Which lines of the records contain "Change"? Collect every one of them.
───── GIVEN DATA
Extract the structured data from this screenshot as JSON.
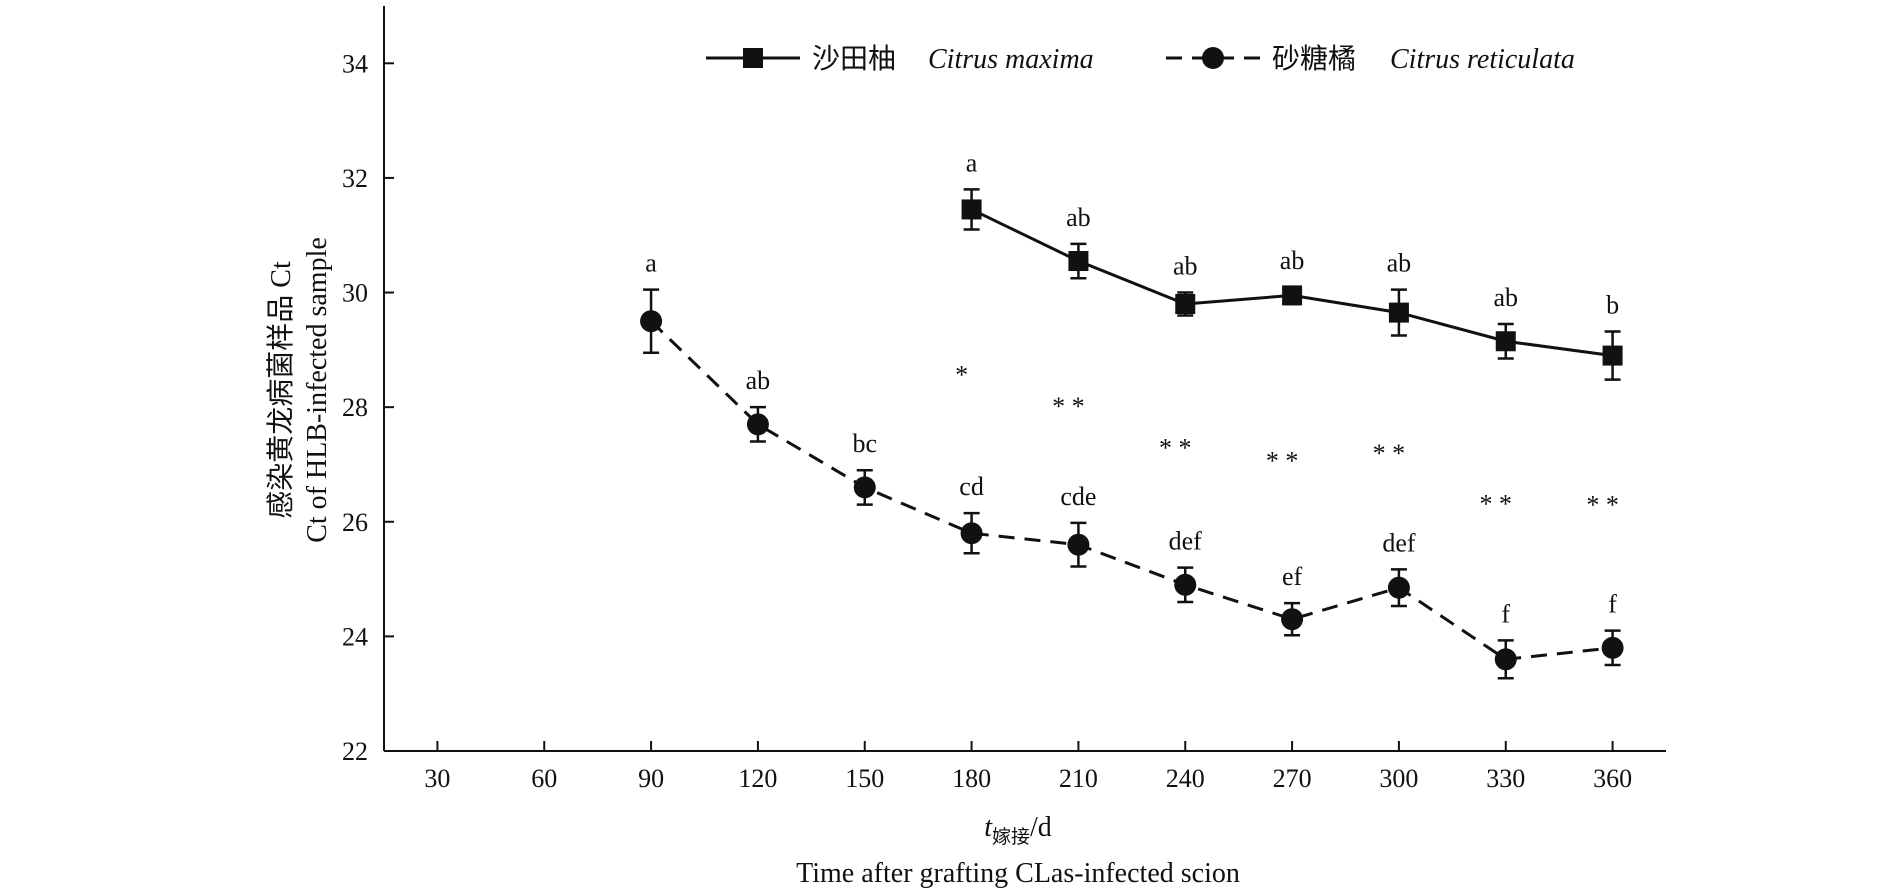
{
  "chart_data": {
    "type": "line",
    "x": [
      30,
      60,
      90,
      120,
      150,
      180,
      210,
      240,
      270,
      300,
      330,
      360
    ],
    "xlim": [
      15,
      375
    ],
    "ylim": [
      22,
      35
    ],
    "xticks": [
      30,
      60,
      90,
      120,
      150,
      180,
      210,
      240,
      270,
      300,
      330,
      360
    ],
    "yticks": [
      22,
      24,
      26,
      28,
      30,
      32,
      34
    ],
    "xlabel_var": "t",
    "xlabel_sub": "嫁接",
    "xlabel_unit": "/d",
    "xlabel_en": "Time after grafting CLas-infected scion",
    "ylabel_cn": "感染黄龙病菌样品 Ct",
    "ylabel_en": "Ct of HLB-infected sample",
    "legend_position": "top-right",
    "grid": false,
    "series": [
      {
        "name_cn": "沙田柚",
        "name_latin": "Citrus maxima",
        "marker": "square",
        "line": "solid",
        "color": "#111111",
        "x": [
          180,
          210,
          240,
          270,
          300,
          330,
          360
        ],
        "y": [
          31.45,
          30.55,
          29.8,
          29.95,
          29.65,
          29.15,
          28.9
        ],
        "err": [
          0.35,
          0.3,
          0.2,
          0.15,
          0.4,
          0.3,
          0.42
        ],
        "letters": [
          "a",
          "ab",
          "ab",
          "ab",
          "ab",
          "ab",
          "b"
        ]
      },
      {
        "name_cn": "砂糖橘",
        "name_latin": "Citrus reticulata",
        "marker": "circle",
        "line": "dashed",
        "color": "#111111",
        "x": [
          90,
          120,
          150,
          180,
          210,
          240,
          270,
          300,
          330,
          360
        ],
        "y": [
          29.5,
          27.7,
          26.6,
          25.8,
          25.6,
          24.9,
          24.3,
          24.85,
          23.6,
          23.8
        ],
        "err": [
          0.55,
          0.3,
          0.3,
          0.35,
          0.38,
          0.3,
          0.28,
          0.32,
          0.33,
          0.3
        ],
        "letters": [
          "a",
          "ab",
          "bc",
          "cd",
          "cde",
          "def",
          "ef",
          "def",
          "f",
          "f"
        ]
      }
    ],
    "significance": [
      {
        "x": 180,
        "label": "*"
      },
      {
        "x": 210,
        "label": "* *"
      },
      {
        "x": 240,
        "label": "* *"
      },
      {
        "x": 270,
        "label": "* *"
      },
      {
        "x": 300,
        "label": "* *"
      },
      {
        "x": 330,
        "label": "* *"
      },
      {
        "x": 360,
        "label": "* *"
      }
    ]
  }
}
──────────
───── GIVEN DATA
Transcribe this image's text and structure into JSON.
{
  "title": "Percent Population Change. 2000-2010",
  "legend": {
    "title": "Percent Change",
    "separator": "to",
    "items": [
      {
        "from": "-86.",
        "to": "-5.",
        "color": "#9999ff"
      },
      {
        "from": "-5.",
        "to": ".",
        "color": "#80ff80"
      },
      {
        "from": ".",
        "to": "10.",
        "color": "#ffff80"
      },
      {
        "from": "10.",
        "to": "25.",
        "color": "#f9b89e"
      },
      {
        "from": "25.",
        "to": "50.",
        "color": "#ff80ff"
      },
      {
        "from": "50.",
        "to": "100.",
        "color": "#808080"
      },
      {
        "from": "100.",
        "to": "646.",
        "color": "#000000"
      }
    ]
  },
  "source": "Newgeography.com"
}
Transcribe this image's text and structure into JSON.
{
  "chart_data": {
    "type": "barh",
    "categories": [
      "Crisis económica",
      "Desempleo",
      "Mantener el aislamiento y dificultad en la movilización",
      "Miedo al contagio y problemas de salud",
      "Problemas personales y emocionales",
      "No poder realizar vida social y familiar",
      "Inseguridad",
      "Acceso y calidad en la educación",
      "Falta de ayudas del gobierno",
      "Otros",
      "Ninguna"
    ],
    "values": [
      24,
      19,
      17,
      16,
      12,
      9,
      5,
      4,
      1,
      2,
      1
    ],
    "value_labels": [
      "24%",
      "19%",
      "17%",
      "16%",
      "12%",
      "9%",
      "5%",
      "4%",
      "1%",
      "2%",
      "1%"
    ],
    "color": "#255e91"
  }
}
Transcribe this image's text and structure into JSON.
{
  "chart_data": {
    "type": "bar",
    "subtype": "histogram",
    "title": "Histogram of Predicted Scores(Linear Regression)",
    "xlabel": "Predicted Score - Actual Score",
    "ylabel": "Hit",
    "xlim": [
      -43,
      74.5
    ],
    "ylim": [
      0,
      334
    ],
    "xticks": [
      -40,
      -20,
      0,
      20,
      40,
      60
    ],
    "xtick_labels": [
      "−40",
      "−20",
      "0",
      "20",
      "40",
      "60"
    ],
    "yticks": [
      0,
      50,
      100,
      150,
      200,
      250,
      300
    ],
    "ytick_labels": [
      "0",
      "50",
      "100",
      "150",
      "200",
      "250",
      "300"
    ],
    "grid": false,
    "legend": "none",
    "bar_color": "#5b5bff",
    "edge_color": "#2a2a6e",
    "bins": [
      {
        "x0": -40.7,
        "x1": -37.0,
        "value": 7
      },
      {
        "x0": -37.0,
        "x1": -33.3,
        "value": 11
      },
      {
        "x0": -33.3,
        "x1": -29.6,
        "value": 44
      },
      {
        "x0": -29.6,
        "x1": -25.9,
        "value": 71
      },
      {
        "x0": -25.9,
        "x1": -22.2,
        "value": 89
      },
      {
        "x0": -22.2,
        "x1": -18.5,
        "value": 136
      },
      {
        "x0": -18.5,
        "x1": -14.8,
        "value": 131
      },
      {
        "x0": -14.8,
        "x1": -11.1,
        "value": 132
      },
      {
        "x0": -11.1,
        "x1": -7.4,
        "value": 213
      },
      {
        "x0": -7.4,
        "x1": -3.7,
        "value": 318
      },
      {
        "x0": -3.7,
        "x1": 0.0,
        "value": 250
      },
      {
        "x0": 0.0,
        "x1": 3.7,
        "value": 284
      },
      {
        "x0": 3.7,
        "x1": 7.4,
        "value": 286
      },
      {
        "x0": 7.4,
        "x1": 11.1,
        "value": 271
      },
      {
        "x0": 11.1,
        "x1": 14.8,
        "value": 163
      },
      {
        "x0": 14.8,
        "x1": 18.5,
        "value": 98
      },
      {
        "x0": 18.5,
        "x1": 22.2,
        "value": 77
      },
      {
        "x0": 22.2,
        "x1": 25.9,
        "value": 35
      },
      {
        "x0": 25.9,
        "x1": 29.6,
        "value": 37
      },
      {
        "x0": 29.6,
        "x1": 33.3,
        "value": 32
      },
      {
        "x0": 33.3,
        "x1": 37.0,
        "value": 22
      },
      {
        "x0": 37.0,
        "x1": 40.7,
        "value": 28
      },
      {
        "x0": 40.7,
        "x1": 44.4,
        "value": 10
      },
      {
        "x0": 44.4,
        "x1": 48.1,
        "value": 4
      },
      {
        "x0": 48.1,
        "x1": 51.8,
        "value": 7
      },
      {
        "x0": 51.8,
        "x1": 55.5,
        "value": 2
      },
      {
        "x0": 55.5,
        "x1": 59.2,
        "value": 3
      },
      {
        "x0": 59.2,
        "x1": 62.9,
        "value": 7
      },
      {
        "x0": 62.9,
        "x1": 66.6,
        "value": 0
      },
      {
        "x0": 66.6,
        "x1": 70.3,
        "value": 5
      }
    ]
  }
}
──────────
───── GIVEN DATA
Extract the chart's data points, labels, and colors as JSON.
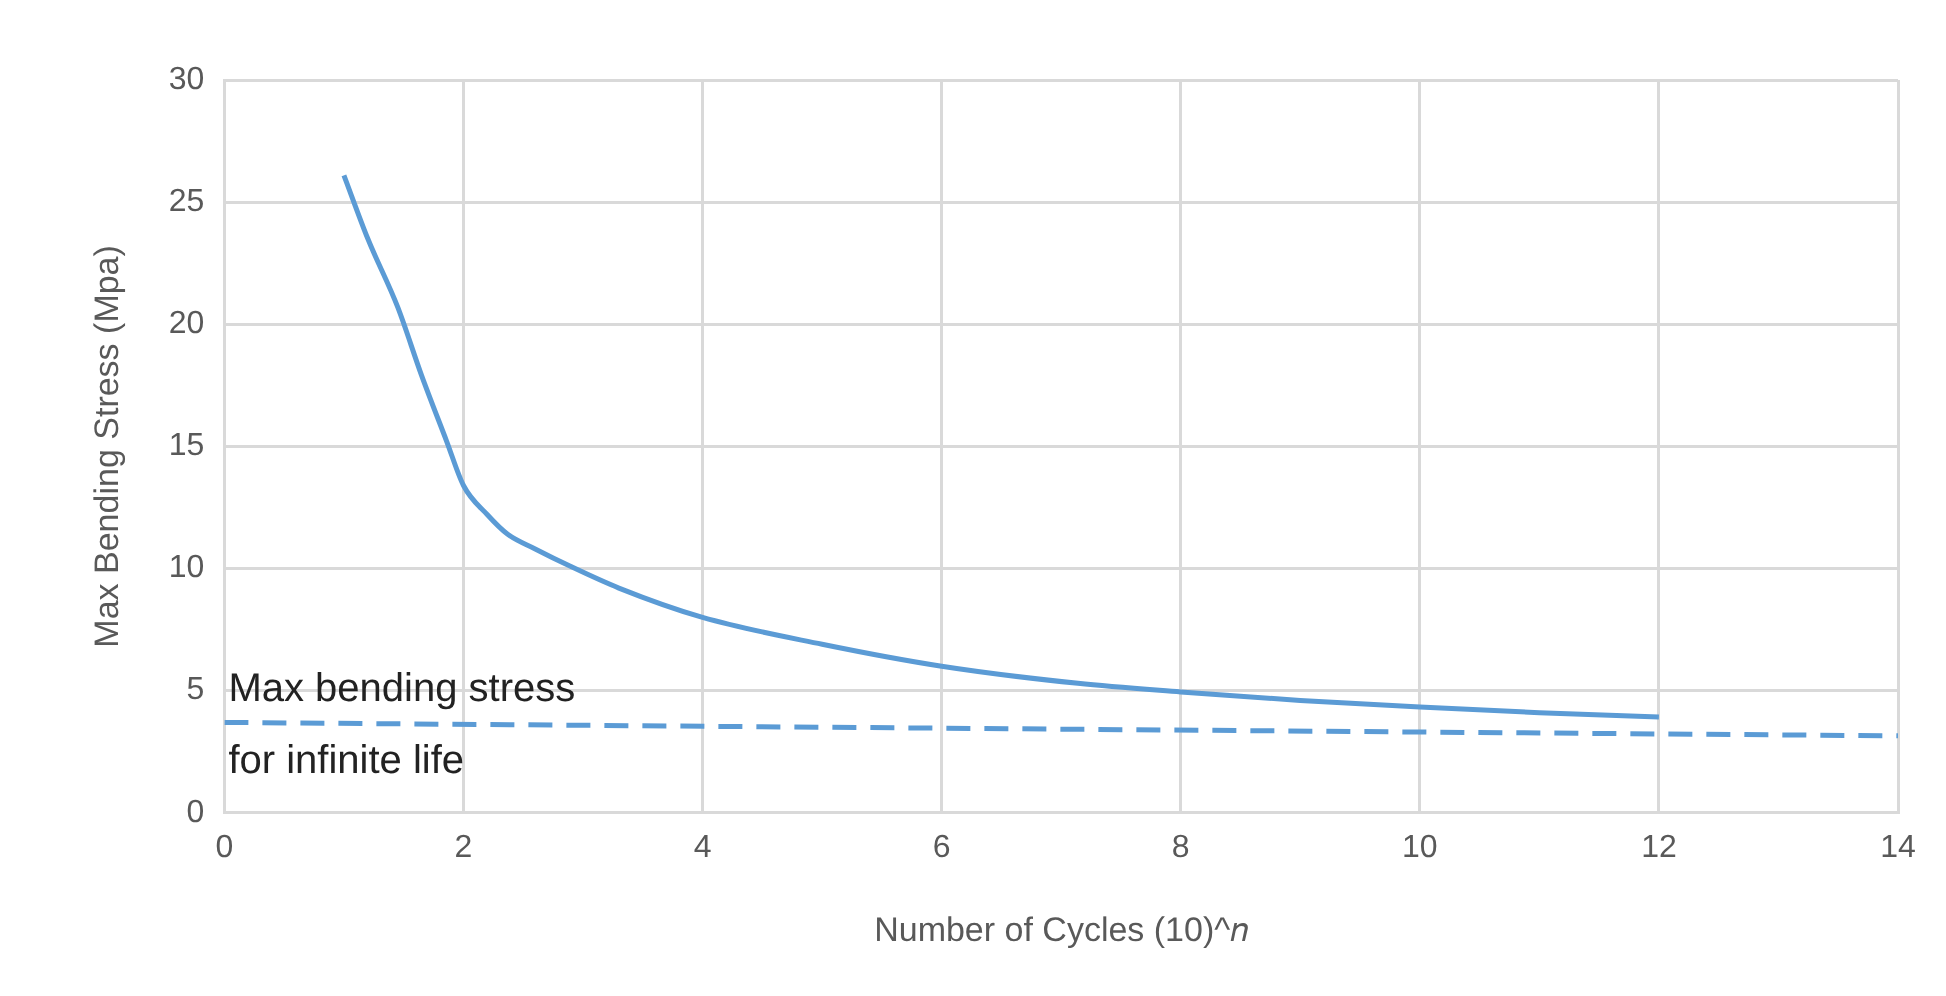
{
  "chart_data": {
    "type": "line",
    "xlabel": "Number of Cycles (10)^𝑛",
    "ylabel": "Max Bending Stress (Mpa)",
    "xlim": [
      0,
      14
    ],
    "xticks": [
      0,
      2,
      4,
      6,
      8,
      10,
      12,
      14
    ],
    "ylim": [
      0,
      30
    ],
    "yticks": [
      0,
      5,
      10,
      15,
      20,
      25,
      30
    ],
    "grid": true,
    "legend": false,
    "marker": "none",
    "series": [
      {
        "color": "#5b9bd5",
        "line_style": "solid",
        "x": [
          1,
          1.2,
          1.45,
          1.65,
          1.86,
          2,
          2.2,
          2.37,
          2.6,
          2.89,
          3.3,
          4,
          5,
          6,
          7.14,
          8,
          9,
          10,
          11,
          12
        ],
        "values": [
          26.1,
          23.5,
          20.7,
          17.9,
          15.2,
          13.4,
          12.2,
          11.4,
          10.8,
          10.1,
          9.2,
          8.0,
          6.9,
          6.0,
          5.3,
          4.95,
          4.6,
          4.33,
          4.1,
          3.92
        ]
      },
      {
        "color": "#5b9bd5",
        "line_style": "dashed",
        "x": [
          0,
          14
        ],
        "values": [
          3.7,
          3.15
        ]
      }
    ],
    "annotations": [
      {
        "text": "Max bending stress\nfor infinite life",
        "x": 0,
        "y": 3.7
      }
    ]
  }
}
──────────
* _EXERCISE RESPONSE_:
  "title": "Percent Population Change. 2000-2010",
    "title": "Percent Change",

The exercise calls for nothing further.